### [WHAT YOU NEED TO DO]
Where a line in the listing contains the string "κανόνες", copy that line out.
★ ★ ★ ★ ★
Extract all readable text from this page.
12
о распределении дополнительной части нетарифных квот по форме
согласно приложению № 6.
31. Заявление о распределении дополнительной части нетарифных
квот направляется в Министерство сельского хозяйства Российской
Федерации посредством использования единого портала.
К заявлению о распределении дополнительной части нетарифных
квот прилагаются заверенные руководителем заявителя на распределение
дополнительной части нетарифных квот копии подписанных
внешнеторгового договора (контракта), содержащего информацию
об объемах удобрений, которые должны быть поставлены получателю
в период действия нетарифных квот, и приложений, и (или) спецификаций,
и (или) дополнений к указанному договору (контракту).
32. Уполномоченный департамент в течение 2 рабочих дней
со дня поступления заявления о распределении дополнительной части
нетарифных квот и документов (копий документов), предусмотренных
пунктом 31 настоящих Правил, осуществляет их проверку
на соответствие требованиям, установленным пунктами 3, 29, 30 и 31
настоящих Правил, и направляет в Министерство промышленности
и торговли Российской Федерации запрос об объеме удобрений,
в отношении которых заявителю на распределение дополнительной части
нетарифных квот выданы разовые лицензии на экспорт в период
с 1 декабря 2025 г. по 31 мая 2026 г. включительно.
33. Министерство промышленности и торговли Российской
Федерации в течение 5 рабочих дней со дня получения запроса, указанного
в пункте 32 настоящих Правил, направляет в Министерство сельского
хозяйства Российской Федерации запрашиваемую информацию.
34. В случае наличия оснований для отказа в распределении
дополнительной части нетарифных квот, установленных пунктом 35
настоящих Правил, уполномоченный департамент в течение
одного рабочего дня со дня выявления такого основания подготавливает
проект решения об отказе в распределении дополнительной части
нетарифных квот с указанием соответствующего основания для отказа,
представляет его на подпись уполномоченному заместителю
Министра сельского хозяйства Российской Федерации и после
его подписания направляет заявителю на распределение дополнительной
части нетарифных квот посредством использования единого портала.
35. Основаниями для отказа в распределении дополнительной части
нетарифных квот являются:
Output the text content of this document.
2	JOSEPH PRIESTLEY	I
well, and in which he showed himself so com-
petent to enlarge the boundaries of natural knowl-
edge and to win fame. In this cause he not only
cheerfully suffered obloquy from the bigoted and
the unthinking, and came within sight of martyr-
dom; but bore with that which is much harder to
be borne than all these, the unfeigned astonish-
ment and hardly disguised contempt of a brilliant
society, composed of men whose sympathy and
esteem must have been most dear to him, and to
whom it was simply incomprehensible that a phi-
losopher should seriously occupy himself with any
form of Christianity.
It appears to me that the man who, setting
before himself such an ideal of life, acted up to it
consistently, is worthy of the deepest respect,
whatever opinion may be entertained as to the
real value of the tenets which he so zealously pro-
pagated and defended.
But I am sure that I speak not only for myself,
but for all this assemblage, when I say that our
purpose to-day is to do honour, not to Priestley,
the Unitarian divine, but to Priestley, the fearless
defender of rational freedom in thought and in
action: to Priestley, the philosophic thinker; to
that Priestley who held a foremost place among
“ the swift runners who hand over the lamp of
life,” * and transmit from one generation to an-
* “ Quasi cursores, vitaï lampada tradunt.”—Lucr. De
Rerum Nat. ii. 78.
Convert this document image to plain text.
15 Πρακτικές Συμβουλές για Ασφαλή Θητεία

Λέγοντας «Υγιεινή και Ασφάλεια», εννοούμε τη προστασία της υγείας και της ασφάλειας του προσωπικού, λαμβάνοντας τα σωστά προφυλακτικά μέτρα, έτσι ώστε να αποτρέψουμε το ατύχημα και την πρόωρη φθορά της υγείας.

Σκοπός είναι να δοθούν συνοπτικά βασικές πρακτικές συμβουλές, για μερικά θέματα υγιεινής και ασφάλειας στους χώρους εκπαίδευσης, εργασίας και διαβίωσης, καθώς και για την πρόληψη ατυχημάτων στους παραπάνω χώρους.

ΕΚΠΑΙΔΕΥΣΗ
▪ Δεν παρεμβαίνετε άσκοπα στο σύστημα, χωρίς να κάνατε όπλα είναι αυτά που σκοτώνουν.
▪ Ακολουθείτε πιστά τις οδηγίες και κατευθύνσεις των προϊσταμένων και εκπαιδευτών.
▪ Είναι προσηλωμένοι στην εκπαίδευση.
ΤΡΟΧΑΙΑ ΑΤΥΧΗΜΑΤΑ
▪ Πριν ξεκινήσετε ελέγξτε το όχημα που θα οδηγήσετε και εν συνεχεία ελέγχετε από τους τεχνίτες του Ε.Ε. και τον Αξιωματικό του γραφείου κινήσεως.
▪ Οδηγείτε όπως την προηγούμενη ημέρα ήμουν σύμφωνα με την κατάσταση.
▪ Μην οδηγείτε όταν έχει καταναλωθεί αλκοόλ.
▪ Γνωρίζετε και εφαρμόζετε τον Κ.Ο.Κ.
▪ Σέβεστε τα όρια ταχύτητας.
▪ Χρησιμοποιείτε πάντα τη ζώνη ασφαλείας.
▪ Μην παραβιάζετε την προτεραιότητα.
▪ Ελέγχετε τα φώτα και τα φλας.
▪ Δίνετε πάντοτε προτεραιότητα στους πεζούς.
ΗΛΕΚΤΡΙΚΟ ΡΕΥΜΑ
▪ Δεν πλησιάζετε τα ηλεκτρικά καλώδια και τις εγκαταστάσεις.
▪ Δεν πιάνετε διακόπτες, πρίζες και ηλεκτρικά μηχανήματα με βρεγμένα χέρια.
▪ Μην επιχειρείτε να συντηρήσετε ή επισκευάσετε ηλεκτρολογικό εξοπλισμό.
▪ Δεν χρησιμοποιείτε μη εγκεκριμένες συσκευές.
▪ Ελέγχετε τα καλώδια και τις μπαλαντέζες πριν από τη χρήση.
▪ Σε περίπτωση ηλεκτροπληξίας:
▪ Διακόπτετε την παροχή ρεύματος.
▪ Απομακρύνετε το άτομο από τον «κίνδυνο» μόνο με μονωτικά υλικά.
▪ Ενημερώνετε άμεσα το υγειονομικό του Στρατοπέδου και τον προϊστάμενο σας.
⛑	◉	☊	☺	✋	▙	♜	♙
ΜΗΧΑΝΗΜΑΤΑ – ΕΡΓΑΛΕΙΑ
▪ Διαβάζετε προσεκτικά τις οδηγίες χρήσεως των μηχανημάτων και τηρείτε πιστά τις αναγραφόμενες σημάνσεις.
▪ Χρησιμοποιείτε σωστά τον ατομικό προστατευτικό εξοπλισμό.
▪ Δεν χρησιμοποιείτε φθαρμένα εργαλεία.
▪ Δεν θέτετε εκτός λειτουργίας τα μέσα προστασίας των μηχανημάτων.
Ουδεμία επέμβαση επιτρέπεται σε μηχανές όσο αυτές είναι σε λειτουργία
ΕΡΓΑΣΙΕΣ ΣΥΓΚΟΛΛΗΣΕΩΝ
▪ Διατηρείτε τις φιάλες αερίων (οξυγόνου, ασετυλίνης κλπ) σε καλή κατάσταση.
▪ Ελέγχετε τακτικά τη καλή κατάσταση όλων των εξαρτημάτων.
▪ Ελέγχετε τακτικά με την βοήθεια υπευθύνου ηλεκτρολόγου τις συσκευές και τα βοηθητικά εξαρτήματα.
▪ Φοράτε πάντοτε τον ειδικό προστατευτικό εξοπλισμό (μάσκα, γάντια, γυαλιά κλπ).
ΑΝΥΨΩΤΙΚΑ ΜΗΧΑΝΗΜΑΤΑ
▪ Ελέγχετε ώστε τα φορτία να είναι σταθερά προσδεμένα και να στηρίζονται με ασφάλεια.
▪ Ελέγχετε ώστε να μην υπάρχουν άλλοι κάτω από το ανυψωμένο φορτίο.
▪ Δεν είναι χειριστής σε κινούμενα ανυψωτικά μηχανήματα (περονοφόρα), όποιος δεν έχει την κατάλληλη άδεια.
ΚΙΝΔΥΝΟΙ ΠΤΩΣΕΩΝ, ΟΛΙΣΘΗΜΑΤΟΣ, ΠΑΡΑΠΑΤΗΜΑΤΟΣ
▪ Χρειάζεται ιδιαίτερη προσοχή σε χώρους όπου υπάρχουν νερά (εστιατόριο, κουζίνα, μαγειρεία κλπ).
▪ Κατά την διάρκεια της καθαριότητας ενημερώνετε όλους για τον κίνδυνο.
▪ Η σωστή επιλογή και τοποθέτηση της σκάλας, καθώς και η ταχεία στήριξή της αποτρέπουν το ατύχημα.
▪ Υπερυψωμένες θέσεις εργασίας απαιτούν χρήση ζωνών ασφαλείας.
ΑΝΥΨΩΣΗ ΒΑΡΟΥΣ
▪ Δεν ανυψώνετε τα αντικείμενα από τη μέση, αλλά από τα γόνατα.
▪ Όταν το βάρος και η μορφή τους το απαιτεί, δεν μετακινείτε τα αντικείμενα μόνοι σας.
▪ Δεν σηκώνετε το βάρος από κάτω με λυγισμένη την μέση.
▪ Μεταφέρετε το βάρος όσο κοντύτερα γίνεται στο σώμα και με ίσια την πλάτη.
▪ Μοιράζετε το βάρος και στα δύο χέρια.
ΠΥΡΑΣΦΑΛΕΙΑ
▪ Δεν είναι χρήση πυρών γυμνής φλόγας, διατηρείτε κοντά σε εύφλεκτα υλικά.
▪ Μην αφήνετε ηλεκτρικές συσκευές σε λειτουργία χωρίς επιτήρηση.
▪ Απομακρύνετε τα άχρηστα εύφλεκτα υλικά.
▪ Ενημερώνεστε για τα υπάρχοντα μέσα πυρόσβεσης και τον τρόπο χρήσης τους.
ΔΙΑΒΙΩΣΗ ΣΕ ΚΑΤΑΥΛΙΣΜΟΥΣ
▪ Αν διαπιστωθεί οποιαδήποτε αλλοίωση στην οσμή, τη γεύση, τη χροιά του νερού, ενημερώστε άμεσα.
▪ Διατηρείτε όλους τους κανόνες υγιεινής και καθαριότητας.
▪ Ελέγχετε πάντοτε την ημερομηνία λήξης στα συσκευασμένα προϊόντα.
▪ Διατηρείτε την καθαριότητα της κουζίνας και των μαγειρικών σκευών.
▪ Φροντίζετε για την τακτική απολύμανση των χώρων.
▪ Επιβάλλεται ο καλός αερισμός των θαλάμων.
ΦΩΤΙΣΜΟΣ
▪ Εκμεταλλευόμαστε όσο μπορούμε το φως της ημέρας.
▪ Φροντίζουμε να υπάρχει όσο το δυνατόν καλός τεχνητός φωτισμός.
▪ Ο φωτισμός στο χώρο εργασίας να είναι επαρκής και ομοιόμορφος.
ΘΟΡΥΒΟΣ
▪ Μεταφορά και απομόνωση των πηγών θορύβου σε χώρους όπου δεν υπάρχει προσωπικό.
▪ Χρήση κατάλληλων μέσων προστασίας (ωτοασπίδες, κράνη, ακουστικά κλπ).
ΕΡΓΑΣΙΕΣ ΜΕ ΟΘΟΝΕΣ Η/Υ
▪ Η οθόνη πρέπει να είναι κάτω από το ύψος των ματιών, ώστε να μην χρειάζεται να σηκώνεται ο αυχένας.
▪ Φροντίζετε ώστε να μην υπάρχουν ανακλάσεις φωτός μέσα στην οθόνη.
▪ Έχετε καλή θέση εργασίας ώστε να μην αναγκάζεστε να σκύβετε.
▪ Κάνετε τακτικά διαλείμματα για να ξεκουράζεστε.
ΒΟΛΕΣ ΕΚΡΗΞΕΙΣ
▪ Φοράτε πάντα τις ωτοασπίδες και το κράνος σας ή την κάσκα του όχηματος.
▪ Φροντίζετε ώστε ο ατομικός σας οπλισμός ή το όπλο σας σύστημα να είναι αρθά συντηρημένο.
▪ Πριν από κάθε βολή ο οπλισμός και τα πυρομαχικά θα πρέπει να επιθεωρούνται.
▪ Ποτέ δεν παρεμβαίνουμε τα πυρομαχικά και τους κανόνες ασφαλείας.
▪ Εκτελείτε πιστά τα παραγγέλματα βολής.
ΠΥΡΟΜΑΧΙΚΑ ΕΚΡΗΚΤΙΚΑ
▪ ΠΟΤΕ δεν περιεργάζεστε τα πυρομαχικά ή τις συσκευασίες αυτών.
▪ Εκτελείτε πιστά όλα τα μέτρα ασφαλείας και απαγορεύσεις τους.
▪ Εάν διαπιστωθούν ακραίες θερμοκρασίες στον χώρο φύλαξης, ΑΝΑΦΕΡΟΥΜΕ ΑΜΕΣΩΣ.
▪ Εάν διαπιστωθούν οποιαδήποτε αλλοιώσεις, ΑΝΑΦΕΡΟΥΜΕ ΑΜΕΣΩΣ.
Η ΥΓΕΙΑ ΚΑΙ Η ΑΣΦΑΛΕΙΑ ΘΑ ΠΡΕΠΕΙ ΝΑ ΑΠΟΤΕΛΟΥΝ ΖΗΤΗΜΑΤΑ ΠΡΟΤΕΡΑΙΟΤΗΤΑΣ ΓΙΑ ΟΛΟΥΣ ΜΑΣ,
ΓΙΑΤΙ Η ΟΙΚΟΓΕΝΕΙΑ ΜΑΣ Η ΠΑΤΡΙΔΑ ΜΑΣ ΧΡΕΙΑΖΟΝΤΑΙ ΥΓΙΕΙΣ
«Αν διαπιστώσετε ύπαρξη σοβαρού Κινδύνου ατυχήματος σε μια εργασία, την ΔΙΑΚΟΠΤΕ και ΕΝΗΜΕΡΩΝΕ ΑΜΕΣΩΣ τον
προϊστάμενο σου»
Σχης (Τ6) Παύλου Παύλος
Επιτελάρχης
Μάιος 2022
★ ★ ★ ★ ★
### [REPLY]
▪ Διατηρείτε όλους τους κανόνες υγιεινής και καθαριότητας.
▪ Ποτέ δεν παρεμβαίνουμε τα πυρομαχικά και τους κανόνες ασφαλείας.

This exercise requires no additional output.